:: Given data

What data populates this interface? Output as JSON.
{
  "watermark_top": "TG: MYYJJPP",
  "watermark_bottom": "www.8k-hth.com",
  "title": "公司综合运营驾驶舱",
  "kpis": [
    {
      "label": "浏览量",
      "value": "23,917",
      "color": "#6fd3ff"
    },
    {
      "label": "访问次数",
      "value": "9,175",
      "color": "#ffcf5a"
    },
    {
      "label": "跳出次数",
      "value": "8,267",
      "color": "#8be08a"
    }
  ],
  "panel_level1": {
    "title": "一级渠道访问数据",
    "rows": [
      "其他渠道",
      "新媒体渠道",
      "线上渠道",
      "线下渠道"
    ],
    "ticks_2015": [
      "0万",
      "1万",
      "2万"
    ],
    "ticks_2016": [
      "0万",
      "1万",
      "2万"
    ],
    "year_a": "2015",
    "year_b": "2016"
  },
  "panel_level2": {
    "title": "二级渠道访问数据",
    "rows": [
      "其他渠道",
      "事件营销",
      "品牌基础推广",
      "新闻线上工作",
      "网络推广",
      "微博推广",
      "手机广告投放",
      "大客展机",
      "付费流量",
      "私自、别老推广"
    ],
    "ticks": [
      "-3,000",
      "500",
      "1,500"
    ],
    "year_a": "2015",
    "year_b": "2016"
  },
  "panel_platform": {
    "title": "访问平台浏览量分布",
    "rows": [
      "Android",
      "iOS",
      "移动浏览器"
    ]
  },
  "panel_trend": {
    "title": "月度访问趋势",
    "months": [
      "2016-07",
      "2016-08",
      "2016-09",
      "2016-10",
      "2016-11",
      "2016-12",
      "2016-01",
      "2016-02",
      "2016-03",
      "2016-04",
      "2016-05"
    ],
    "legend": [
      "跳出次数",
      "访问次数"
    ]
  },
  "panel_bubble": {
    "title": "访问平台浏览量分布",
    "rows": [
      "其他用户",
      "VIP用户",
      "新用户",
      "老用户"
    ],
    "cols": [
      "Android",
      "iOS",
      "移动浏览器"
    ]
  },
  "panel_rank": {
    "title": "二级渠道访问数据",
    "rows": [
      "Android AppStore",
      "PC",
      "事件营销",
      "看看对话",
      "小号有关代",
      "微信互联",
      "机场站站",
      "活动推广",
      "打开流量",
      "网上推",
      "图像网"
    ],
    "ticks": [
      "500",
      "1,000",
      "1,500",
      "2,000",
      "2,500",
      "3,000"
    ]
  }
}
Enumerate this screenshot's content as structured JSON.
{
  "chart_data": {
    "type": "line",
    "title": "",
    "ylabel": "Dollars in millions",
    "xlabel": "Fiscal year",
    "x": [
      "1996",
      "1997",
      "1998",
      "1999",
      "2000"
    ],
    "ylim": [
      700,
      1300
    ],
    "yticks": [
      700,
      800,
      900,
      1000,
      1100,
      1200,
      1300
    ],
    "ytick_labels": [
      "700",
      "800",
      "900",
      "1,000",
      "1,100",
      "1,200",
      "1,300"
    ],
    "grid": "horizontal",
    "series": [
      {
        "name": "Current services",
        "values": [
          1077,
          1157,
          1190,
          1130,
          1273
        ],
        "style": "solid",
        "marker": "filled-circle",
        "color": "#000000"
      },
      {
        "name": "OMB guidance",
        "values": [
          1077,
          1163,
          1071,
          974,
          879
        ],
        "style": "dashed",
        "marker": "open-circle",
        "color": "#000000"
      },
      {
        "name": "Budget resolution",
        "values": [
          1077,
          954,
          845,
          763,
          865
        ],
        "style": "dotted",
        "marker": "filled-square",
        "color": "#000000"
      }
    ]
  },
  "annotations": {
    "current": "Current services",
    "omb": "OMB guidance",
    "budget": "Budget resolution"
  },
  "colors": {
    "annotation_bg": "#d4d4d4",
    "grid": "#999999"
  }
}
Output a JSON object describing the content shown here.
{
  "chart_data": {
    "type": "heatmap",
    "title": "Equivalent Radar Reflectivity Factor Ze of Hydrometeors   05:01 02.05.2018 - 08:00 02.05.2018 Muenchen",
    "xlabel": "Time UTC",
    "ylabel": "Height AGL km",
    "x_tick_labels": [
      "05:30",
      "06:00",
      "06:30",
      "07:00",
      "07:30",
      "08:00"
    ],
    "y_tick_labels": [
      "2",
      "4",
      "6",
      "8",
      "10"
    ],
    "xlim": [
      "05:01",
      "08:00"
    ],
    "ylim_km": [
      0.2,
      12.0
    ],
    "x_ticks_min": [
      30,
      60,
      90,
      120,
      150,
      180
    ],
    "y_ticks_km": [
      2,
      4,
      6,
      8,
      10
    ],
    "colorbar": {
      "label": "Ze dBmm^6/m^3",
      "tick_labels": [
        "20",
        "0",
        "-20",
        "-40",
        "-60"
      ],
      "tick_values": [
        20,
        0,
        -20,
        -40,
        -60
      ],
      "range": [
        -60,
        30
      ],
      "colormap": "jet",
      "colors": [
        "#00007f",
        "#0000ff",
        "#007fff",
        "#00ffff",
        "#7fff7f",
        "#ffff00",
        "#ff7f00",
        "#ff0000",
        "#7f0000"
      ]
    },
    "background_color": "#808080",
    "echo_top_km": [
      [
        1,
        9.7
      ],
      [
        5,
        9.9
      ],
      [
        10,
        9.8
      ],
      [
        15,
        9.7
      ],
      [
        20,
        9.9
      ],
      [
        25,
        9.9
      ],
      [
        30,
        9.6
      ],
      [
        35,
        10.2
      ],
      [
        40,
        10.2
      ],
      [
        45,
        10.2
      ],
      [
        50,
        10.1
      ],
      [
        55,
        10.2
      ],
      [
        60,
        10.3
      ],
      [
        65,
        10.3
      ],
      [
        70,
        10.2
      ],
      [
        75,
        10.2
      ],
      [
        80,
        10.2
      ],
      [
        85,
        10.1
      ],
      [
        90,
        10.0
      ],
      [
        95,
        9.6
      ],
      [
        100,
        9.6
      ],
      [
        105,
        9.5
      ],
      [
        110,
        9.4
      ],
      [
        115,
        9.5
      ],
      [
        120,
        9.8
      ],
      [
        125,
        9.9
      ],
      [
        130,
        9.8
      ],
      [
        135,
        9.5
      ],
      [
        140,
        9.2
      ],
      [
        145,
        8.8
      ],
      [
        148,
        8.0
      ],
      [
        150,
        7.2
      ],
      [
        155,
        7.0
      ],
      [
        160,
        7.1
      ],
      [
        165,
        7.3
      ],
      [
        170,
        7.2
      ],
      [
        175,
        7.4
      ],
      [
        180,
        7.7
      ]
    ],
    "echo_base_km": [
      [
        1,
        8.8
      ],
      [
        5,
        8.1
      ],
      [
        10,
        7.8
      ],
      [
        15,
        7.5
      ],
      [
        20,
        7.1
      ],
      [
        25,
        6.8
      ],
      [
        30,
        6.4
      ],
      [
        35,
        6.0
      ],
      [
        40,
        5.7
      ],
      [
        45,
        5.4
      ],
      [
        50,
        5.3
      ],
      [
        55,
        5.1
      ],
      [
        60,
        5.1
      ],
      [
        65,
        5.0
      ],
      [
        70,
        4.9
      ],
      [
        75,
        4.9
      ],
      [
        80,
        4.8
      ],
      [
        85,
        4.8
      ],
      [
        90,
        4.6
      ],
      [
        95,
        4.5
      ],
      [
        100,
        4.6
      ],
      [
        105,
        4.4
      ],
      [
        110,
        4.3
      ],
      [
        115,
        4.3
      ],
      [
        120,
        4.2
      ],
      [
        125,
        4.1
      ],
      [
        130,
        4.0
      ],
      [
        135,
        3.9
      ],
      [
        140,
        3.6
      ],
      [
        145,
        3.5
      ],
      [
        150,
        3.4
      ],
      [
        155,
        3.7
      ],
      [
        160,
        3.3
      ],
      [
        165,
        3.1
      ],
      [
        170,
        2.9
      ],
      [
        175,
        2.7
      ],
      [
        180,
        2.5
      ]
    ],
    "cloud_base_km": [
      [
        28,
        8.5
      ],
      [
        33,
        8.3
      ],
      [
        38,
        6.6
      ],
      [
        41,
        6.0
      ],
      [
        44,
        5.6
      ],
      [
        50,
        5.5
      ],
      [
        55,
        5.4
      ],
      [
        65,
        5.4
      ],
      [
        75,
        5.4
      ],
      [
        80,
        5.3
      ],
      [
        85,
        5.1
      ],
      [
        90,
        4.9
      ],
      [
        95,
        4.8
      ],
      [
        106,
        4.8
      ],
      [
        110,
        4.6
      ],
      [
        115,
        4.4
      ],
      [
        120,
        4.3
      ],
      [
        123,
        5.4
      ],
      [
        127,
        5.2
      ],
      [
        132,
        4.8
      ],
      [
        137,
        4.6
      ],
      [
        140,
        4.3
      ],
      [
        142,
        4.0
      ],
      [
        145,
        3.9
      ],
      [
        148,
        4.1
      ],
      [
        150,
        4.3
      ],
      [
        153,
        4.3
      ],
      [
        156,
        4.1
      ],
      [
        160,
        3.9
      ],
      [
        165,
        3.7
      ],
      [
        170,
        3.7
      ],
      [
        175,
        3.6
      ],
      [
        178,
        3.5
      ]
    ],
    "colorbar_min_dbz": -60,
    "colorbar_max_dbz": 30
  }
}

::::

## [Exercise requirements]
Out of the material above, select every line that holds the string "filled".

## [The reply]
        "marker": "filled-circle",
        "marker": "filled-square",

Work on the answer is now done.